Fix: Monitor OpenClaw and proxy logs with tools like journalctl, docker logs, or centralized logging. Set up alerts for repeated errors.
Extending the Pattern to More Gateways
This architecture scales. You can add more OpenClaw gateways (another VPS, a Raspberry Pi, a CI/CD runner) and have them all share the same proxy. Just:
- Install OpenClaw on the new machine
- Copy the same `baseUrl` and `apiKey` config
- Ensure network access to the proxy
- Optionally add unique `X-Gateway-Id` headers
The proxy becomes your central AI infrastructure hub.
Conclusion
Sharing a OneAPI proxy between multiple OpenClaw gateways transforms your AI infrastructure from scattered, duplicated setups into a unified, manageable system. It’s a pattern that delivers immediate cost savings, better consistency, and simplified operations.
The steps are straightforward: set up OneAPI, configure each OpenClaw gateway to point to it, and secure the connection. From there, you can build out advanced features like routing, monitoring, and failover as your needs grow.
This approach exemplifies the Unix philosophy: create one tool that does one thing well (the proxy handles LLM access), then compose it with other tools (OpenClaw gateways) to build powerful, flexible systems. It’s how expert developers build production AI infrastructure—modular, maintainable, and cost-effective.
Start with the basic setup today, and iterate toward a more sophisticated configuration as your usage grows. The benefits compound over time.
—
Appendix: Sample Configurations
Complete OpenClaw config.yaml for Shared Proxy
# ~/.openclaw/config.yaml
gateway:
name: "my-openclaw-gateway"
nodeId: "optional-unique-id"
llm:
provider: openapi
openapi:
baseUrl: "https://ai-proxy.example.com/v1"
apiKey: "${OPENCLAW_SHARED_API_KEY}" # Use env var for security
model: "gpt-4o"
timeout: 30000
keepAlive: true
maxConnections: 10
retryAttempts: 3
retryDelayMs: 1000
headers:
X-Gateway-Id: "macbook-local"
X-User: "robin"
stream: true
temperature: 0.7
maxTokens: 4096
# Optional: Override model per agent
agents:
japanese-teacher:
llm:
model: "claude-3-sonnet"
content-writer:
llm:
model: "gpt-4o"

_What this exercise asks_:
**a)** In the OpenClaw gateway text, rewrite the stretch that opens with the words "Fix: Monitor OpenClaw" and closes with "AI infrastructure hub.", switching "proxy" to "relay".
**b)** Resume the OpenClaw gateway text right after its final line.

_Data provided_:
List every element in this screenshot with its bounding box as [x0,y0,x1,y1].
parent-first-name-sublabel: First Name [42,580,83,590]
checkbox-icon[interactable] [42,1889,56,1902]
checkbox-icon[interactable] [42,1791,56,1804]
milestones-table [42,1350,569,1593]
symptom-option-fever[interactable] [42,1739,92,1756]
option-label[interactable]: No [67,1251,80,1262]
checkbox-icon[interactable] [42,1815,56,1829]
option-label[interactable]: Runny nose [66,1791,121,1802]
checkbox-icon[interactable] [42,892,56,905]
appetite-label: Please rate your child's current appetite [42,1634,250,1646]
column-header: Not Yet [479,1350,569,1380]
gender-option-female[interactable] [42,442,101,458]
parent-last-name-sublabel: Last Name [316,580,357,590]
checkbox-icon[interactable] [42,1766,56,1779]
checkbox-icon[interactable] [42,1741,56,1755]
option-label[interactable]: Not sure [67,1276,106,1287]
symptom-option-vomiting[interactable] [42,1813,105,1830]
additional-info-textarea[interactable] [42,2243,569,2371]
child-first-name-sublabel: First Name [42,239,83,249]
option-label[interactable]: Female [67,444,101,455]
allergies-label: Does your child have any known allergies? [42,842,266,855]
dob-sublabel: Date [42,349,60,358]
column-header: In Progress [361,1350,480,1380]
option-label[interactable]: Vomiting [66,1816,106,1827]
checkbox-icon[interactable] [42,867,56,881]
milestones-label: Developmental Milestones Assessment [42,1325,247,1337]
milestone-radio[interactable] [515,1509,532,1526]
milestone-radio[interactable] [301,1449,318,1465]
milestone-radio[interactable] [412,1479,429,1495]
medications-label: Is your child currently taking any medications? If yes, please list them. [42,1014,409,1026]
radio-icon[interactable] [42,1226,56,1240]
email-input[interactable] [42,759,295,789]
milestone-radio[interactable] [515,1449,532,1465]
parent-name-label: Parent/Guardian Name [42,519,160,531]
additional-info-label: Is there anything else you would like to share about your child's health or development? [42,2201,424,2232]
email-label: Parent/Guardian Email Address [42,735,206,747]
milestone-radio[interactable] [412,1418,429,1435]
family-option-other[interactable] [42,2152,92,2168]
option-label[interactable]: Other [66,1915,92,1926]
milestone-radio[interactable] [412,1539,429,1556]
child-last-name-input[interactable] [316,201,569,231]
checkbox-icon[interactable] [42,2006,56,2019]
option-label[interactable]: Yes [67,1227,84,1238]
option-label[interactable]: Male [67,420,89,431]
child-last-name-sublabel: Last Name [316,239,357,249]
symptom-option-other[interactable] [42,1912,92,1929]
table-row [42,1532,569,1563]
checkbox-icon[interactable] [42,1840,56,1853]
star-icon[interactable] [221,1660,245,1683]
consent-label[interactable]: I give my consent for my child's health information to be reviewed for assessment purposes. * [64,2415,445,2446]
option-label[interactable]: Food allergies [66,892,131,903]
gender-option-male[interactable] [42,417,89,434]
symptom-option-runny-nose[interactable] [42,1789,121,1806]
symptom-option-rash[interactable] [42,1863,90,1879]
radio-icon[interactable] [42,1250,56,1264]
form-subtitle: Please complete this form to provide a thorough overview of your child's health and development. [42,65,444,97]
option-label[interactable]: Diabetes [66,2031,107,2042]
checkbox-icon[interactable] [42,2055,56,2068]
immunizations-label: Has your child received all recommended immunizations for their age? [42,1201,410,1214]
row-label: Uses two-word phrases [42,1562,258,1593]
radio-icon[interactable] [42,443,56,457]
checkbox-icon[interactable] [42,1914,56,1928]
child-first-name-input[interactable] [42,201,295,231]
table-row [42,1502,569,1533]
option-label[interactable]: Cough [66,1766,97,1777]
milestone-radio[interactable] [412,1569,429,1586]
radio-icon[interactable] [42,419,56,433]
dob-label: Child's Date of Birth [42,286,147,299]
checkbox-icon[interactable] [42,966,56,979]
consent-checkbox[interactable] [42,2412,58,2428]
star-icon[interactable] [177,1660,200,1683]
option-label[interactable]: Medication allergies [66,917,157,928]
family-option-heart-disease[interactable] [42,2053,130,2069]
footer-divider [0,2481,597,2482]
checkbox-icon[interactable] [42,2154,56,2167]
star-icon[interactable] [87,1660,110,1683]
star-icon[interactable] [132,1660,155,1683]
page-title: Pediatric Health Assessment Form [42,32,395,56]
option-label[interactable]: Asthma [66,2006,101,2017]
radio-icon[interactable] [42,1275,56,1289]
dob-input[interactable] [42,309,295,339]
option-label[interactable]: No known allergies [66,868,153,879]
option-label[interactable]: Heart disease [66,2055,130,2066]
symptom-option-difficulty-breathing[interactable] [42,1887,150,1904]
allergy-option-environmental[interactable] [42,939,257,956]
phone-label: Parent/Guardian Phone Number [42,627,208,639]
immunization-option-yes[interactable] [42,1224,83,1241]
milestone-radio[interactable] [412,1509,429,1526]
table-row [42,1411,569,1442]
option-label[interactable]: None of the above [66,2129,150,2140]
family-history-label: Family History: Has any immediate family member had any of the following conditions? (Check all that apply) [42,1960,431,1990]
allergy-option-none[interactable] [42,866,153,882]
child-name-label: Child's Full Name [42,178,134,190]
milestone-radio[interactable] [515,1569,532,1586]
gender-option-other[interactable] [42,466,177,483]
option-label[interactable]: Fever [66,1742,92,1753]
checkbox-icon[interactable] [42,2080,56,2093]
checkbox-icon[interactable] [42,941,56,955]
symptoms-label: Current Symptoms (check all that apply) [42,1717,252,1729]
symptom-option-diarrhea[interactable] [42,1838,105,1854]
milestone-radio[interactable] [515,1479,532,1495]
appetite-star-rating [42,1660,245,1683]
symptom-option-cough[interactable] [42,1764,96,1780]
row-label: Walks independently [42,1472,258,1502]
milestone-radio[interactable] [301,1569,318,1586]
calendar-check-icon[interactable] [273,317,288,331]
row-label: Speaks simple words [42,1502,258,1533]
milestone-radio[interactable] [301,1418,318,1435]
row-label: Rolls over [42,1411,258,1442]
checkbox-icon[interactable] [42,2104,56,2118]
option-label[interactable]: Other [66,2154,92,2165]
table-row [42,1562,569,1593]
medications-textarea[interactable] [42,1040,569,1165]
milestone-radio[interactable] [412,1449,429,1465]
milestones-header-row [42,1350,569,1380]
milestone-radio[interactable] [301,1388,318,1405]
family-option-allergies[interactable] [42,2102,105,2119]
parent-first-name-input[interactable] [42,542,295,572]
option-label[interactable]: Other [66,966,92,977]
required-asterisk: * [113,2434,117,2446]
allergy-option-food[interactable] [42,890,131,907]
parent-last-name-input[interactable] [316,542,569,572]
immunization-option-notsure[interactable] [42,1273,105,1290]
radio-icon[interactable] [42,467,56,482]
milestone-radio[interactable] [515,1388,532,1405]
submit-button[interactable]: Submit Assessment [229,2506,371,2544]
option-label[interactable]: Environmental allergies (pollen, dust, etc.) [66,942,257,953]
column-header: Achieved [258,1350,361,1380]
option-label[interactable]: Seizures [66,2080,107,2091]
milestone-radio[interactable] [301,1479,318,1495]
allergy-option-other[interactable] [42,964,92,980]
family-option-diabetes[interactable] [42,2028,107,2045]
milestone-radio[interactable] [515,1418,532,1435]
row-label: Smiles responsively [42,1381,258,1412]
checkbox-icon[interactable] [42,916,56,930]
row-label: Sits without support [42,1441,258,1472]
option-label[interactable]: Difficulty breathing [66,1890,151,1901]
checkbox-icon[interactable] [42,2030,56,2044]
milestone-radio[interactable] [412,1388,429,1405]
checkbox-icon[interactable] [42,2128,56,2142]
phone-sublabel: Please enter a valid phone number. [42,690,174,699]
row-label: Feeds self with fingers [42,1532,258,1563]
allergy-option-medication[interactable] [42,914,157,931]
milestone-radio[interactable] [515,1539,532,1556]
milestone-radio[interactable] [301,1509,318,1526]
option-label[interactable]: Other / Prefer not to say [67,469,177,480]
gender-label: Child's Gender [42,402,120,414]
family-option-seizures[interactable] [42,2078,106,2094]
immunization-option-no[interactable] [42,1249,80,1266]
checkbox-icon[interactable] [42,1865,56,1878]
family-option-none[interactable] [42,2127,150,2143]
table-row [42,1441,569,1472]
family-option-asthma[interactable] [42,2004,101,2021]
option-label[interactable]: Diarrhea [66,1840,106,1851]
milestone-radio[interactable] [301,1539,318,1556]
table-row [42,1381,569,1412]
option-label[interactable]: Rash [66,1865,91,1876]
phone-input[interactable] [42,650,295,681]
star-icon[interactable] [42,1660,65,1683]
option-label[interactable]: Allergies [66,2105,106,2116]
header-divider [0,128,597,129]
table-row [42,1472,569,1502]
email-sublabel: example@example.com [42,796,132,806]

_Responses in order_:
**a)**
Fix: Monitor OpenClaw and relay logs with tools like journalctl, docker logs, or centralized logging. Set up alerts for repeated errors.
Extending the Pattern to More Gateways
This architecture scales. You can add more OpenClaw gateways (another VPS, a Raspberry Pi, a CI/CD runner) and have them all share the same relay. Just:
- Install OpenClaw on the new machine
- Copy the same `baseUrl` and `apiKey` config
- Ensure network access to the relay
- Optionally add unique `X-Gateway-Id` headers
The relay becomes your central AI infrastructure hub.

**b)**
# Logging
logging:
level: "info"
file: "/var/log/openclaw/gateway.log"
OneAPI Minimal config.json
{
"version": "1.0.0",
"server": {
"port": 3000,
"host": "0.0.0.0"
},
"log": {
"level": "info"
},
"database": {
"provider": "sqlite",
"name": "one-api"
},
"providers": [
{
"label": "OpenAI",
"name": "openai",
"type": "openai",
"base_url": "https://api.openai.com/v1",
"api_key": "sk-..."
}
],
"models": [
{
"label": "GPT-4o",
"name": "gpt-4o",
"provider": "openai",
"max_context": 128000
},
{
"label": "GPT-4o-mini",
"name": "gpt-4o-mini",
"provider": "openai",
"max_context": 128000
}
]
}
Nginx Reverse Proxy Snippet (HTTPS)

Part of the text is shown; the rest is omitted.